** start of PROVIDED ENTRIES **

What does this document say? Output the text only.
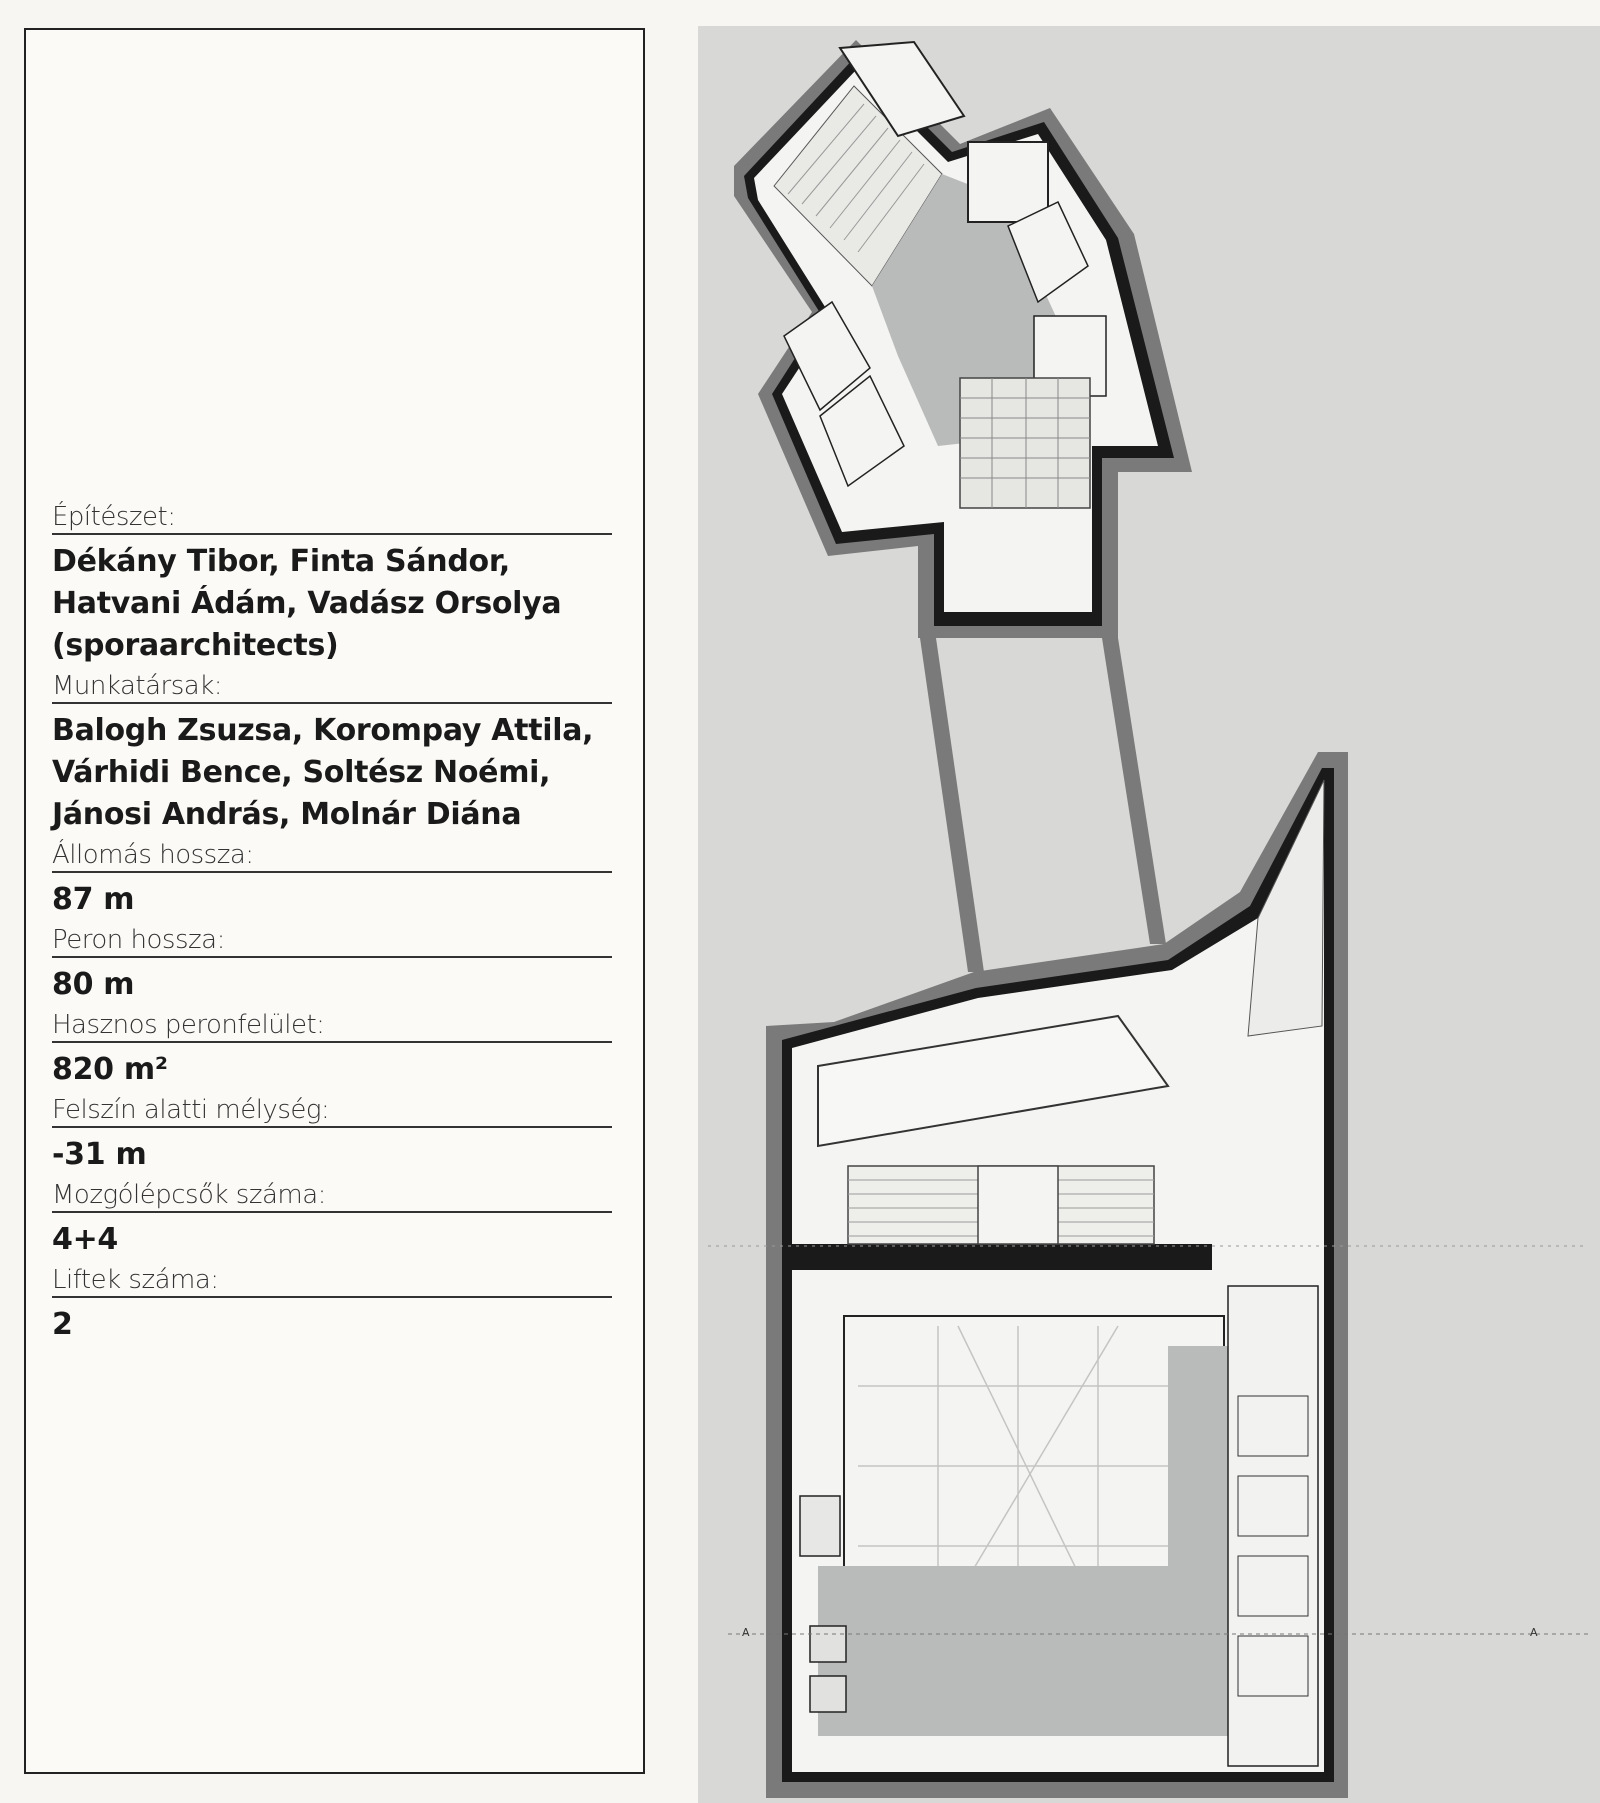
Építészet:
Dékány Tibor, Finta Sándor, Hatvani Ádám, Vadász Orsolya (sporaarchitects)
Munkatársak:
Balogh Zsuzsa, Korompay Attila, Várhidi Bence, Soltész Noémi, Jánosi András, Molnár Diána
Állomás hossza:
87 m
Peron hossza:
80 m
Hasznos peronfelület:
820 m²
Felszín alatti mélység:
-31 m
Mozgólépcsők száma:
4+4
Liftek száma:
2
A	A
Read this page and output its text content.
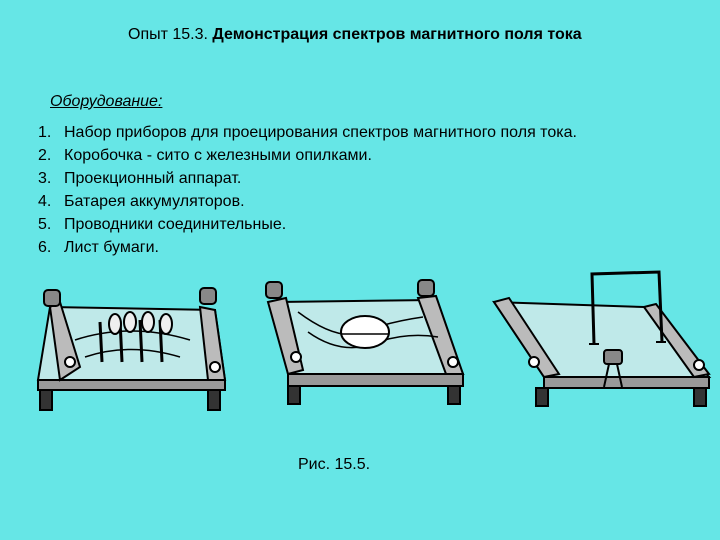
Опыт 15.3. Демонстрация спектров магнитного поля тока
Оборудование:
1. Набор приборов для проецирования спектров магнитного поля тока.
2. Коробочка - сито с железными опилками.
3. Проекционный аппарат.
4. Батарея аккумуляторов.
5. Проводники соединительные.
6. Лист бумаги.
Рис. 15.5.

** end of PROVIDED ENTRIES **

● **TO DO**: In the copy, include no pictures; restate the listing above exactly.

● **RESULT OF THIS TASK**:
What does this document say? Output the text only.
Építészet:
Dékány Tibor, Finta Sándor, Hatvani Ádám, Vadász Orsolya (sporaarchitects)
Munkatársak:
Balogh Zsuzsa, Korompay Attila, Várhidi Bence, Soltész Noémi, Jánosi András, Molnár Diána
Állomás hossza:
87 m
Peron hossza:
80 m
Hasznos peronfelület:
820 m²
Felszín alatti mélység:
-31 m
Mozgólépcsők száma:
4+4
Liftek száma:
2
A	A
Read this page and output its text content.
Опыт 15.3. Демонстрация спектров магнитного поля тока
Оборудование:
1. Набор приборов для проецирования спектров магнитного поля тока.
2. Коробочка - сито с железными опилками.
3. Проекционный аппарат.
4. Батарея аккумуляторов.
5. Проводники соединительные.
6. Лист бумаги.
Рис. 15.5.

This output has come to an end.